▶ **YOUR TASK**
Print all of the data exactly.

** begin RECORDS SHOWN **

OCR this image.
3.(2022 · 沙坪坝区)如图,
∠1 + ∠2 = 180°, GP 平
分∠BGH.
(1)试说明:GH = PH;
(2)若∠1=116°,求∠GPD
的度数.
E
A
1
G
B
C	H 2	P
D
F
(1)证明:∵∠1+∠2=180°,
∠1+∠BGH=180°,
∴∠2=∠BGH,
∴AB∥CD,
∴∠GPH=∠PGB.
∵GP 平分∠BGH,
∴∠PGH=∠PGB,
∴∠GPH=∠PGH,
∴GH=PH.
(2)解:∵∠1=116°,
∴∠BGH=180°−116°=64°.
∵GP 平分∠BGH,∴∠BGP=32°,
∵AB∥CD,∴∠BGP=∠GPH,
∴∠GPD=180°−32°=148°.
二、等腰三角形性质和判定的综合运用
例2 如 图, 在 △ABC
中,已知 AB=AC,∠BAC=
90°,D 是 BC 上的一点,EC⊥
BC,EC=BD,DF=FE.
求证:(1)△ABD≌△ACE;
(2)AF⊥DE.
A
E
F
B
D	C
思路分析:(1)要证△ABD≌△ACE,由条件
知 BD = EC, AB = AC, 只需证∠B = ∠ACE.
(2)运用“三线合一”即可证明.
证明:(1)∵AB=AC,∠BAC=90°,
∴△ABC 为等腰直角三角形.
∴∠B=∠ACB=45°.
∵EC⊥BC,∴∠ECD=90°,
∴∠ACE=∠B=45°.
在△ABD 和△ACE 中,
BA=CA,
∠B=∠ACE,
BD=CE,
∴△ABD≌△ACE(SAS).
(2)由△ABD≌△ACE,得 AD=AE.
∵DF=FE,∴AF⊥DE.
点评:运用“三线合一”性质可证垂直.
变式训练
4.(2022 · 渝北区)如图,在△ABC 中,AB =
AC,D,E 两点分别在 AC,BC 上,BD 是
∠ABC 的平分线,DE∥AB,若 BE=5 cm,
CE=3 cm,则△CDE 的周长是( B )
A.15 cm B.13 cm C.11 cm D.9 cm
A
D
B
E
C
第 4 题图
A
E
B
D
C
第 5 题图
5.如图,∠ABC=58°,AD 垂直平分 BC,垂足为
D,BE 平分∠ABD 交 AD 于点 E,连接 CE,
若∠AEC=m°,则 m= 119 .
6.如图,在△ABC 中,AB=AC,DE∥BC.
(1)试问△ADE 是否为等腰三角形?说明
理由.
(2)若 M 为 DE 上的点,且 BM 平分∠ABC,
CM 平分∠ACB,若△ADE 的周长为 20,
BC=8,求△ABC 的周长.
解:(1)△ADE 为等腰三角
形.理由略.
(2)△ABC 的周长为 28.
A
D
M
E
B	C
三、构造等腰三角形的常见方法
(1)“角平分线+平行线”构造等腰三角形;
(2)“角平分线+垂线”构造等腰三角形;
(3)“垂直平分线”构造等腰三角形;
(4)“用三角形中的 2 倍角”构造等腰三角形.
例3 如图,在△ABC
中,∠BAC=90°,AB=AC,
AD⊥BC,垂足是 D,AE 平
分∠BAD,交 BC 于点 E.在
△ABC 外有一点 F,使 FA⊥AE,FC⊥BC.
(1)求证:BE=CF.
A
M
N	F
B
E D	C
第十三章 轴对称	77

** end RECORDS SHOWN **

▶ **FINAL ANSWER**
OCR this image.
3.(2022 · 沙坪坝区)如图,
∠1 + ∠2 = 180°, GP 平
分∠BGH.
(1)试说明:GH = PH;
(2)若∠1=116°,求∠GPD
的度数.
E
A
1
G
B
C	H 2	P
D
F
(1)证明:∵∠1+∠2=180°,
∠1+∠BGH=180°,
∴∠2=∠BGH,
∴AB∥CD,
∴∠GPH=∠PGB.
∵GP 平分∠BGH,
∴∠PGH=∠PGB,
∴∠GPH=∠PGH,
∴GH=PH.
(2)解:∵∠1=116°,
∴∠BGH=180°−116°=64°.
∵GP 平分∠BGH,∴∠BGP=32°,
∵AB∥CD,∴∠BGP=∠GPH,
∴∠GPD=180°−32°=148°.
二、等腰三角形性质和判定的综合运用
例2 如 图, 在 △ABC
中,已知 AB=AC,∠BAC=
90°,D 是 BC 上的一点,EC⊥
BC,EC=BD,DF=FE.
求证:(1)△ABD≌△ACE;
(2)AF⊥DE.
A
E
F
B
D	C
思路分析:(1)要证△ABD≌△ACE,由条件
知 BD = EC, AB = AC, 只需证∠B = ∠ACE.
(2)运用“三线合一”即可证明.
证明:(1)∵AB=AC,∠BAC=90°,
∴△ABC 为等腰直角三角形.
∴∠B=∠ACB=45°.
∵EC⊥BC,∴∠ECD=90°,
∴∠ACE=∠B=45°.
在△ABD 和△ACE 中,
BA=CA,
∠B=∠ACE,
BD=CE,
∴△ABD≌△ACE(SAS).
(2)由△ABD≌△ACE,得 AD=AE.
∵DF=FE,∴AF⊥DE.
点评:运用“三线合一”性质可证垂直.
变式训练
4.(2022 · 渝北区)如图,在△ABC 中,AB =
AC,D,E 两点分别在 AC,BC 上,BD 是
∠ABC 的平分线,DE∥AB,若 BE=5 cm,
CE=3 cm,则△CDE 的周长是( B )
A.15 cm B.13 cm C.11 cm D.9 cm
A
D
B
E
C
第 4 题图
A
E
B
D
C
第 5 题图
5.如图,∠ABC=58°,AD 垂直平分 BC,垂足为
D,BE 平分∠ABD 交 AD 于点 E,连接 CE,
若∠AEC=m°,则 m= 119 .
6.如图,在△ABC 中,AB=AC,DE∥BC.
(1)试问△ADE 是否为等腰三角形?说明
理由.
(2)若 M 为 DE 上的点,且 BM 平分∠ABC,
CM 平分∠ACB,若△ADE 的周长为 20,
BC=8,求△ABC 的周长.
解:(1)△ADE 为等腰三角
形.理由略.
(2)△ABC 的周长为 28.
A
D
M
E
B	C
三、构造等腰三角形的常见方法
(1)“角平分线+平行线”构造等腰三角形;
(2)“角平分线+垂线”构造等腰三角形;
(3)“垂直平分线”构造等腰三角形;
(4)“用三角形中的 2 倍角”构造等腰三角形.
例3 如图,在△ABC
中,∠BAC=90°,AB=AC,
AD⊥BC,垂足是 D,AE 平
分∠BAD,交 BC 于点 E.在
△ABC 外有一点 F,使 FA⊥AE,FC⊥BC.
(1)求证:BE=CF.
A
M
N	F
B
E D	C
第十三章 轴对称	77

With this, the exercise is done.